## START THE DATA

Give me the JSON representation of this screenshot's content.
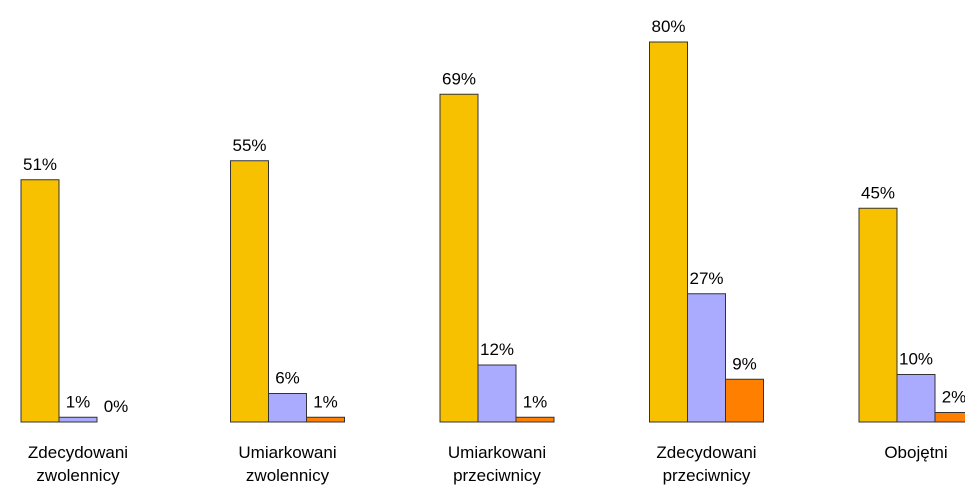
{
  "chart_data": {
    "type": "bar",
    "categories": [
      [
        "Zdecydowani",
        "zwolennicy"
      ],
      [
        "Umiarkowani",
        "zwolennicy"
      ],
      [
        "Umiarkowani",
        "przeciwnicy"
      ],
      [
        "Zdecydowani",
        "przeciwnicy"
      ],
      [
        "Obojętni"
      ]
    ],
    "series": [
      {
        "color": "#f7c100",
        "values": [
          51,
          55,
          69,
          80,
          45
        ],
        "value_labels": [
          "51%",
          "55%",
          "69%",
          "80%",
          "45%"
        ]
      },
      {
        "color": "#aaaaff",
        "values": [
          1,
          6,
          12,
          27,
          10
        ],
        "value_labels": [
          "1%",
          "6%",
          "12%",
          "27%",
          "10%"
        ]
      },
      {
        "color": "#ff7f00",
        "values": [
          0,
          1,
          1,
          9,
          2
        ],
        "value_labels": [
          "0%",
          "1%",
          "1%",
          "9%",
          "2%"
        ]
      }
    ]
  }
}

## END THE DATA

— TASK OBJECTIVE —
Extract the text of all the records above verbatim, excluding pictures.

— EXERCISE ANSWER —
Give me the JSON representation of this screenshot's content.
{
  "chart_data": {
    "type": "bar",
    "categories": [
      [
        "Zdecydowani",
        "zwolennicy"
      ],
      [
        "Umiarkowani",
        "zwolennicy"
      ],
      [
        "Umiarkowani",
        "przeciwnicy"
      ],
      [
        "Zdecydowani",
        "przeciwnicy"
      ],
      [
        "Obojętni"
      ]
    ],
    "series": [
      {
        "color": "#f7c100",
        "values": [
          51,
          55,
          69,
          80,
          45
        ],
        "value_labels": [
          "51%",
          "55%",
          "69%",
          "80%",
          "45%"
        ]
      },
      {
        "color": "#aaaaff",
        "values": [
          1,
          6,
          12,
          27,
          10
        ],
        "value_labels": [
          "1%",
          "6%",
          "12%",
          "27%",
          "10%"
        ]
      },
      {
        "color": "#ff7f00",
        "values": [
          0,
          1,
          1,
          9,
          2
        ],
        "value_labels": [
          "0%",
          "1%",
          "1%",
          "9%",
          "2%"
        ]
      }
    ]
  }
}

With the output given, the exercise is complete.